### Directive
Copy every line from the material below that holds "index".

### Given information
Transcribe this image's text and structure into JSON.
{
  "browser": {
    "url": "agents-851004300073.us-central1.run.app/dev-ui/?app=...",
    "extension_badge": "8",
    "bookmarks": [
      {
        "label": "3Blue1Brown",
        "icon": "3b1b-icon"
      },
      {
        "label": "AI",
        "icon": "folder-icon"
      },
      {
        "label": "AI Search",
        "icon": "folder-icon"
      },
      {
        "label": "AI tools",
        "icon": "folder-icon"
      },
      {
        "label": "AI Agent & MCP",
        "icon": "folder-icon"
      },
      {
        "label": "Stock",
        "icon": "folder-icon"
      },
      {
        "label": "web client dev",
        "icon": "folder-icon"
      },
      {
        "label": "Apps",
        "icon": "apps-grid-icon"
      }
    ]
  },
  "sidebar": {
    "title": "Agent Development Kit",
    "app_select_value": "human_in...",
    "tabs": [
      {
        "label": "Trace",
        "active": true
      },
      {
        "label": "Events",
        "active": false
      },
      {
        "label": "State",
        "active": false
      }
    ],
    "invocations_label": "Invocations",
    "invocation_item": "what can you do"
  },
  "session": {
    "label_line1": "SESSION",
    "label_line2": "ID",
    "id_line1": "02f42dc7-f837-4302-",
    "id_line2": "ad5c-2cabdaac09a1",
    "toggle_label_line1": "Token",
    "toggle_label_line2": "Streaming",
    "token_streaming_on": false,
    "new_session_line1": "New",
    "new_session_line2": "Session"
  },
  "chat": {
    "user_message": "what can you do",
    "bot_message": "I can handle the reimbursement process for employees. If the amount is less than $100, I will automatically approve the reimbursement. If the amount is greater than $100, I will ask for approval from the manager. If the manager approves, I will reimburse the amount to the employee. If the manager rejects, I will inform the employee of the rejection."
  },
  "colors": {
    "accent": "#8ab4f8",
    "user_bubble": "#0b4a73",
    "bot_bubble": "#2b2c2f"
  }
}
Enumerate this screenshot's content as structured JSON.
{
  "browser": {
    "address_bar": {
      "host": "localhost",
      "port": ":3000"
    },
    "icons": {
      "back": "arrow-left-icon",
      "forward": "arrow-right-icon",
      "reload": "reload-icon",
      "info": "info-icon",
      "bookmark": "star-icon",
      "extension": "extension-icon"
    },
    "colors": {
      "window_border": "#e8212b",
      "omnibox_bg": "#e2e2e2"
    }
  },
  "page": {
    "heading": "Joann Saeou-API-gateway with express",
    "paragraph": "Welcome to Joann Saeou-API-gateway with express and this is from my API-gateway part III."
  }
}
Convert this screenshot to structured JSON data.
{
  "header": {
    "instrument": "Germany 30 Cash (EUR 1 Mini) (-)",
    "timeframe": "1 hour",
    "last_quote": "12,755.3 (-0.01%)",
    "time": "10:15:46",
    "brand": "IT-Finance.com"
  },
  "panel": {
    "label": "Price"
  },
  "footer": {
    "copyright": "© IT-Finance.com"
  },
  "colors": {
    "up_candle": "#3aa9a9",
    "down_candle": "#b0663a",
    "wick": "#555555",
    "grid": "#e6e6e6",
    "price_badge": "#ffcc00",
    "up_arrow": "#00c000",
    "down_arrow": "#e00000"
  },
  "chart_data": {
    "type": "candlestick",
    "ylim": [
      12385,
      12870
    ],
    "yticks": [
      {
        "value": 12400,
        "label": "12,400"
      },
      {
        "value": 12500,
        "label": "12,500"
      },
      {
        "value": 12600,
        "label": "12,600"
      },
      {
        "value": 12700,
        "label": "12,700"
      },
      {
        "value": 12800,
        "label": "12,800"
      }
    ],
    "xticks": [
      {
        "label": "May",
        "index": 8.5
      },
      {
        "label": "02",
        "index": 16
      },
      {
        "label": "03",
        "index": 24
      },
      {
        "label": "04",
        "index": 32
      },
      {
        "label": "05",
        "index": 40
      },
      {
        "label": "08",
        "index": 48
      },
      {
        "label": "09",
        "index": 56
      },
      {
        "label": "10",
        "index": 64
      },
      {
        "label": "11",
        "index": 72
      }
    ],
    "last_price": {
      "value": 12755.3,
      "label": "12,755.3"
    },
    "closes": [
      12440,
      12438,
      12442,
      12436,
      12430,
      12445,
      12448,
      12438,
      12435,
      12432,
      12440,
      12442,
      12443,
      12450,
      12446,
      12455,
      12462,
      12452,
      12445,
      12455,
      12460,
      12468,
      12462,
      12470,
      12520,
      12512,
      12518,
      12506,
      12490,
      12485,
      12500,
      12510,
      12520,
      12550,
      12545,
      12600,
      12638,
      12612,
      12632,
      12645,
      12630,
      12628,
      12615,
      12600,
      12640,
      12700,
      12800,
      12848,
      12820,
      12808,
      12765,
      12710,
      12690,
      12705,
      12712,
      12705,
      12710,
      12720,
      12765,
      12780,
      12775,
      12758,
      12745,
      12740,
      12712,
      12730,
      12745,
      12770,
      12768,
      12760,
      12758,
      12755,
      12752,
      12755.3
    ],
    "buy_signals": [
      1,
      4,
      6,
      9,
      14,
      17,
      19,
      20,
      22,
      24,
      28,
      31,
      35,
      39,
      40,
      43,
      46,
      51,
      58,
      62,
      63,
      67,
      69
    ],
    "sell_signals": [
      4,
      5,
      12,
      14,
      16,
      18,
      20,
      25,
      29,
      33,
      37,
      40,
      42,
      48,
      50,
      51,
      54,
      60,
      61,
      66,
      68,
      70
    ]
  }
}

### Full response
        "index": 8.5
        "index": 16
        "index": 24
        "index": 32
        "index": 40
        "index": 48
        "index": 56
        "index": 64
        "index": 72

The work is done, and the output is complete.